>> BEGIN

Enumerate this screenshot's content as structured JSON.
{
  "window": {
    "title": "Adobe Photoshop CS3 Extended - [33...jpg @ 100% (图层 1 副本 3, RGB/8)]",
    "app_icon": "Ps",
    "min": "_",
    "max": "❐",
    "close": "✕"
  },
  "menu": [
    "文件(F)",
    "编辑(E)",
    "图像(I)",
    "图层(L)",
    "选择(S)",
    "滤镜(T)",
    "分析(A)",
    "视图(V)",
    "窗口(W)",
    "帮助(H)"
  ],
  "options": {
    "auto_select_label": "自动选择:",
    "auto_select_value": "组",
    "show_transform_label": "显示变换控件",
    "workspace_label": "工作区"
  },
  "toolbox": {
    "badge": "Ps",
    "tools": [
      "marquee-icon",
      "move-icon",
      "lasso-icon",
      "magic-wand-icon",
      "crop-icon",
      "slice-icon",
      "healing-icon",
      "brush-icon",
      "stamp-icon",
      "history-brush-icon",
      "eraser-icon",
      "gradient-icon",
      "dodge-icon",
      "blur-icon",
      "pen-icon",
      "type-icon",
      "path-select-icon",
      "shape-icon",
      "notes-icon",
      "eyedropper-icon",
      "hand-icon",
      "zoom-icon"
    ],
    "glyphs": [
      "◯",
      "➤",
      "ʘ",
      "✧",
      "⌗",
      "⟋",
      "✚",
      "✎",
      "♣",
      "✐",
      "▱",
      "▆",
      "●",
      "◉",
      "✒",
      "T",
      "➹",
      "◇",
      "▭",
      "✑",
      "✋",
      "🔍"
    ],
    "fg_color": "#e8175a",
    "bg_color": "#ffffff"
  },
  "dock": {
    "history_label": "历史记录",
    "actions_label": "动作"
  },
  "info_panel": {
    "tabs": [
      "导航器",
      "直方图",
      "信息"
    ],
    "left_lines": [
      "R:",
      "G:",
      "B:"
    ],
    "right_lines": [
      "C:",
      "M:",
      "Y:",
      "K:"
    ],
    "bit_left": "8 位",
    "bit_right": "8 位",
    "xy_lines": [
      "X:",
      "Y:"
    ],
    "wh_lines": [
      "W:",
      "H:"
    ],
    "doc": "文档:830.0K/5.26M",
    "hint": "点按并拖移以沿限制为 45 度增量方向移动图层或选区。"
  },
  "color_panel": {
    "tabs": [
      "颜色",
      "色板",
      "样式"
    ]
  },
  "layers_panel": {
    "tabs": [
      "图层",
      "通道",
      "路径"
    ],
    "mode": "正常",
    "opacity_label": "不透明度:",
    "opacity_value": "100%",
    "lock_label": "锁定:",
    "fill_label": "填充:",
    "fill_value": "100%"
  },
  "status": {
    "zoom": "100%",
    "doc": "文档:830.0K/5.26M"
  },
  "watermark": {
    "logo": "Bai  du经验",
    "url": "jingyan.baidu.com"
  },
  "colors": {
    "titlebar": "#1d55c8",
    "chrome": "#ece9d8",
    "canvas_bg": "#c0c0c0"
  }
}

>> END

**YOUR INSTRUCTIONS**
The listing above should be transcribed in full, exactly as written.

**TASK ANSWER**
Enumerate this screenshot's content as structured JSON.
{
  "window": {
    "title": "Adobe Photoshop CS3 Extended - [33...jpg @ 100% (图层 1 副本 3, RGB/8)]",
    "app_icon": "Ps",
    "min": "_",
    "max": "❐",
    "close": "✕"
  },
  "menu": [
    "文件(F)",
    "编辑(E)",
    "图像(I)",
    "图层(L)",
    "选择(S)",
    "滤镜(T)",
    "分析(A)",
    "视图(V)",
    "窗口(W)",
    "帮助(H)"
  ],
  "options": {
    "auto_select_label": "自动选择:",
    "auto_select_value": "组",
    "show_transform_label": "显示变换控件",
    "workspace_label": "工作区"
  },
  "toolbox": {
    "badge": "Ps",
    "tools": [
      "marquee-icon",
      "move-icon",
      "lasso-icon",
      "magic-wand-icon",
      "crop-icon",
      "slice-icon",
      "healing-icon",
      "brush-icon",
      "stamp-icon",
      "history-brush-icon",
      "eraser-icon",
      "gradient-icon",
      "dodge-icon",
      "blur-icon",
      "pen-icon",
      "type-icon",
      "path-select-icon",
      "shape-icon",
      "notes-icon",
      "eyedropper-icon",
      "hand-icon",
      "zoom-icon"
    ],
    "glyphs": [
      "◯",
      "➤",
      "ʘ",
      "✧",
      "⌗",
      "⟋",
      "✚",
      "✎",
      "♣",
      "✐",
      "▱",
      "▆",
      "●",
      "◉",
      "✒",
      "T",
      "➹",
      "◇",
      "▭",
      "✑",
      "✋",
      "🔍"
    ],
    "fg_color": "#e8175a",
    "bg_color": "#ffffff"
  },
  "dock": {
    "history_label": "历史记录",
    "actions_label": "动作"
  },
  "info_panel": {
    "tabs": [
      "导航器",
      "直方图",
      "信息"
    ],
    "left_lines": [
      "R:",
      "G:",
      "B:"
    ],
    "right_lines": [
      "C:",
      "M:",
      "Y:",
      "K:"
    ],
    "bit_left": "8 位",
    "bit_right": "8 位",
    "xy_lines": [
      "X:",
      "Y:"
    ],
    "wh_lines": [
      "W:",
      "H:"
    ],
    "doc": "文档:830.0K/5.26M",
    "hint": "点按并拖移以沿限制为 45 度增量方向移动图层或选区。"
  },
  "color_panel": {
    "tabs": [
      "颜色",
      "色板",
      "样式"
    ]
  },
  "layers_panel": {
    "tabs": [
      "图层",
      "通道",
      "路径"
    ],
    "mode": "正常",
    "opacity_label": "不透明度:",
    "opacity_value": "100%",
    "lock_label": "锁定:",
    "fill_label": "填充:",
    "fill_value": "100%"
  },
  "status": {
    "zoom": "100%",
    "doc": "文档:830.0K/5.26M"
  },
  "watermark": {
    "logo": "Bai  du经验",
    "url": "jingyan.baidu.com"
  },
  "colors": {
    "titlebar": "#1d55c8",
    "chrome": "#ece9d8",
    "canvas_bg": "#c0c0c0"
  }
}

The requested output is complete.